-- begin Data section --

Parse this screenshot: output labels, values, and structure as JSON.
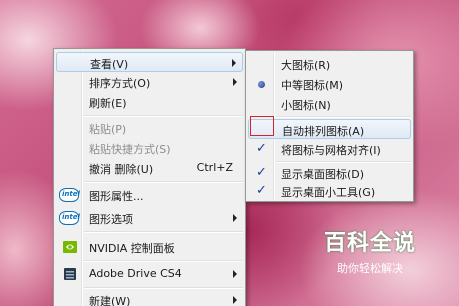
{
  "context_menu": {
    "items": [
      {
        "label": "查看(V)",
        "submenu": true
      },
      {
        "label": "排序方式(O)",
        "submenu": true
      },
      {
        "label": "刷新(E)"
      },
      {
        "label": "粘贴(P)",
        "disabled": true
      },
      {
        "label": "粘贴快捷方式(S)",
        "disabled": true
      },
      {
        "label": "撤消 删除(U)",
        "shortcut": "Ctrl+Z"
      },
      {
        "label": "图形属性...",
        "icon": "intel-icon"
      },
      {
        "label": "图形选项",
        "icon": "intel-icon",
        "submenu": true
      },
      {
        "label": "NVIDIA 控制面板",
        "icon": "nvidia-icon"
      },
      {
        "label": "Adobe Drive CS4",
        "icon": "adobe-drive-icon",
        "submenu": true
      },
      {
        "label": "新建(W)",
        "submenu": true
      }
    ]
  },
  "view_submenu": {
    "items": [
      {
        "label": "大图标(R)"
      },
      {
        "label": "中等图标(M)",
        "selected": true
      },
      {
        "label": "小图标(N)"
      },
      {
        "label": "自动排列图标(A)",
        "checked": false,
        "highlighted": true
      },
      {
        "label": "将图标与网格对齐(I)",
        "checked": true
      },
      {
        "label": "显示桌面图标(D)",
        "checked": true
      },
      {
        "label": "显示桌面小工具(G)",
        "checked": true
      }
    ]
  },
  "icon_text": {
    "intel": "intel"
  },
  "watermark": {
    "logo": "百科全说",
    "subtitle": "助你轻松解决"
  },
  "colors": {
    "check": "#1b3f9b",
    "highlight_border": "#aecbe7",
    "red_box": "#d1242f",
    "watermark_green": "#2fa34a"
  }
}
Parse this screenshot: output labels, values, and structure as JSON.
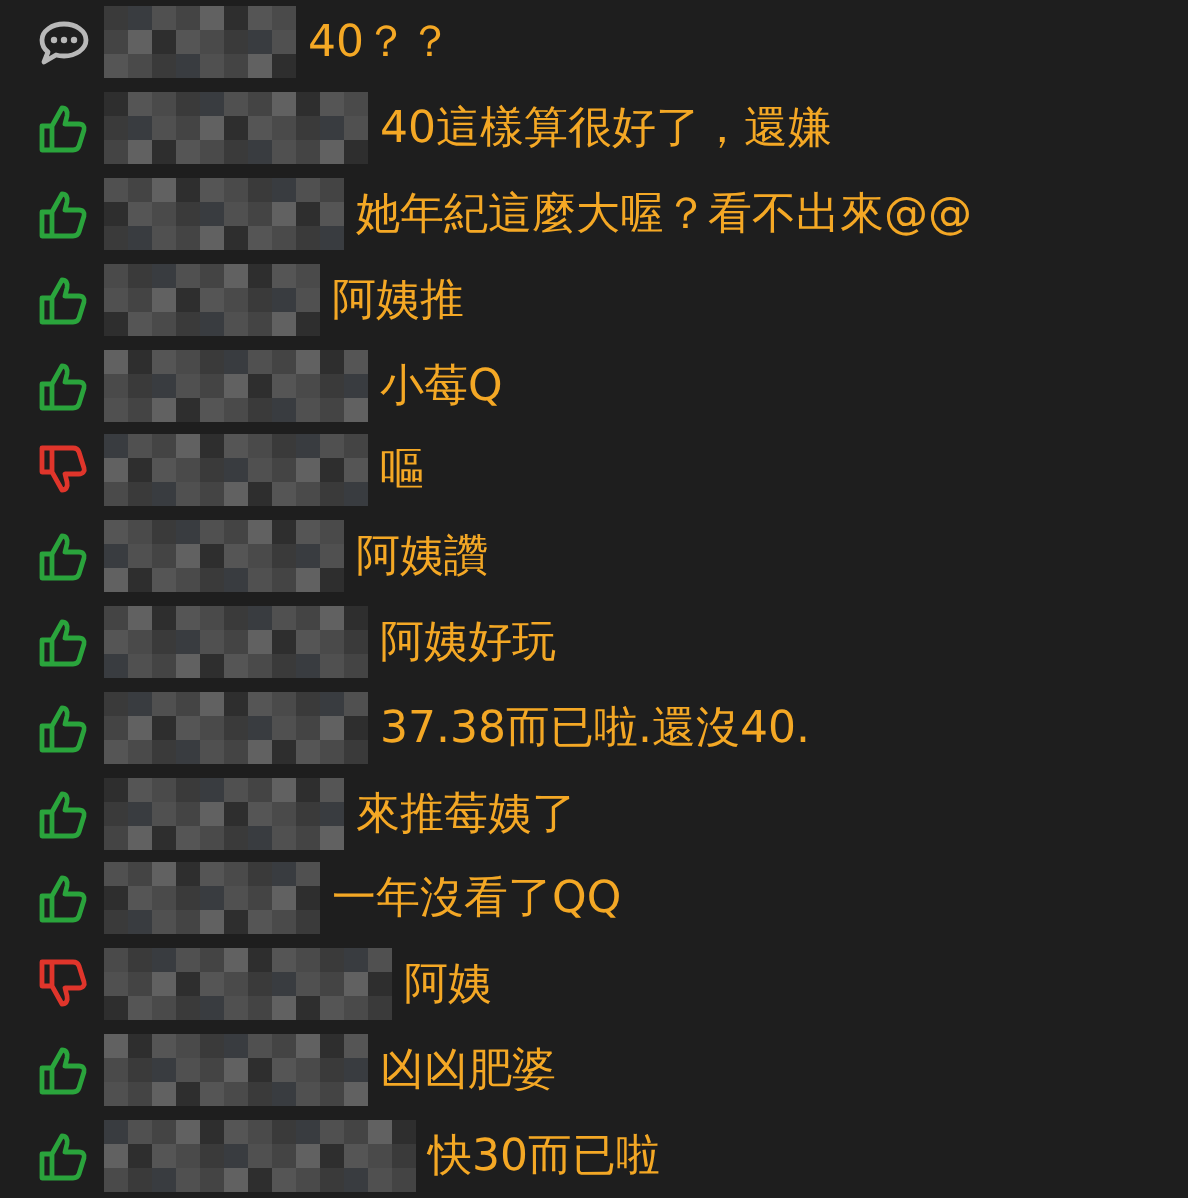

-- end Data section --

Written exercise: All of the entries above should be copied exactly, except for the pictures.

Full solution:
Parse this screenshot: output labels, values, and structure as JSON.
{
  "context_menu": {
    "items": [
      {
        "label": "查看(V)",
        "submenu": true
      },
      {
        "label": "排序方式(O)",
        "submenu": true
      },
      {
        "label": "刷新(E)"
      },
      {
        "label": "粘贴(P)",
        "disabled": true
      },
      {
        "label": "粘贴快捷方式(S)",
        "disabled": true
      },
      {
        "label": "撤消 删除(U)",
        "shortcut": "Ctrl+Z"
      },
      {
        "label": "图形属性...",
        "icon": "intel-icon"
      },
      {
        "label": "图形选项",
        "icon": "intel-icon",
        "submenu": true
      },
      {
        "label": "NVIDIA 控制面板",
        "icon": "nvidia-icon"
      },
      {
        "label": "Adobe Drive CS4",
        "icon": "adobe-drive-icon",
        "submenu": true
      },
      {
        "label": "新建(W)",
        "submenu": true
      }
    ]
  },
  "view_submenu": {
    "items": [
      {
        "label": "大图标(R)"
      },
      {
        "label": "中等图标(M)",
        "selected": true
      },
      {
        "label": "小图标(N)"
      },
      {
        "label": "自动排列图标(A)",
        "checked": false,
        "highlighted": true
      },
      {
        "label": "将图标与网格对齐(I)",
        "checked": true
      },
      {
        "label": "显示桌面图标(D)",
        "checked": true
      },
      {
        "label": "显示桌面小工具(G)",
        "checked": true
      }
    ]
  },
  "icon_text": {
    "intel": "intel"
  },
  "watermark": {
    "logo": "百科全说",
    "subtitle": "助你轻松解决"
  },
  "colors": {
    "check": "#1b3f9b",
    "highlight_border": "#aecbe7",
    "red_box": "#d1242f",
    "watermark_green": "#2fa34a"
  }
}
Parse this screenshot: output labels, values, and structure as JSON.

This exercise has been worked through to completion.